Data listing
· · ·
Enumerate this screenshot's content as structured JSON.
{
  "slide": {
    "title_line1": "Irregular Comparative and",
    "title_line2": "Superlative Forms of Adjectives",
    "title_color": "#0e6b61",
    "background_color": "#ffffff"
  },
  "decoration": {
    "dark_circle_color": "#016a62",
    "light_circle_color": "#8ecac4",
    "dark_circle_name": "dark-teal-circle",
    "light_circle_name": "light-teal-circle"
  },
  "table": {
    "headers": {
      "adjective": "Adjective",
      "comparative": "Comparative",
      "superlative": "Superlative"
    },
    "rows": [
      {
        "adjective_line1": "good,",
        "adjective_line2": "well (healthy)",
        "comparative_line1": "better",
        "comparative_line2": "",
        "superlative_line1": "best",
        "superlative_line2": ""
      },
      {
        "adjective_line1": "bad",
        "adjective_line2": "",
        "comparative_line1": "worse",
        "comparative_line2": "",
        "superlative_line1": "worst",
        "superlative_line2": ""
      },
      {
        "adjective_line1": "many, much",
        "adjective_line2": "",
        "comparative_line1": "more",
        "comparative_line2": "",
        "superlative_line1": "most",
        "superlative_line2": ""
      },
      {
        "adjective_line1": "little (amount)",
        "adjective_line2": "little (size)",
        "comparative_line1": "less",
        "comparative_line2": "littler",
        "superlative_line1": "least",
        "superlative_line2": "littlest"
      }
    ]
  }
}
· · ·
• _Short exercise_: Please output the entire listing exactly as it stands.

• _The solution_:
Enumerate this screenshot's content as structured JSON.
{
  "slide": {
    "title_line1": "Irregular Comparative and",
    "title_line2": "Superlative Forms of Adjectives",
    "title_color": "#0e6b61",
    "background_color": "#ffffff"
  },
  "decoration": {
    "dark_circle_color": "#016a62",
    "light_circle_color": "#8ecac4",
    "dark_circle_name": "dark-teal-circle",
    "light_circle_name": "light-teal-circle"
  },
  "table": {
    "headers": {
      "adjective": "Adjective",
      "comparative": "Comparative",
      "superlative": "Superlative"
    },
    "rows": [
      {
        "adjective_line1": "good,",
        "adjective_line2": "well (healthy)",
        "comparative_line1": "better",
        "comparative_line2": "",
        "superlative_line1": "best",
        "superlative_line2": ""
      },
      {
        "adjective_line1": "bad",
        "adjective_line2": "",
        "comparative_line1": "worse",
        "comparative_line2": "",
        "superlative_line1": "worst",
        "superlative_line2": ""
      },
      {
        "adjective_line1": "many, much",
        "adjective_line2": "",
        "comparative_line1": "more",
        "comparative_line2": "",
        "superlative_line1": "most",
        "superlative_line2": ""
      },
      {
        "adjective_line1": "little (amount)",
        "adjective_line2": "little (size)",
        "comparative_line1": "less",
        "comparative_line2": "littler",
        "superlative_line1": "least",
        "superlative_line2": "littlest"
      }
    ]
  }
}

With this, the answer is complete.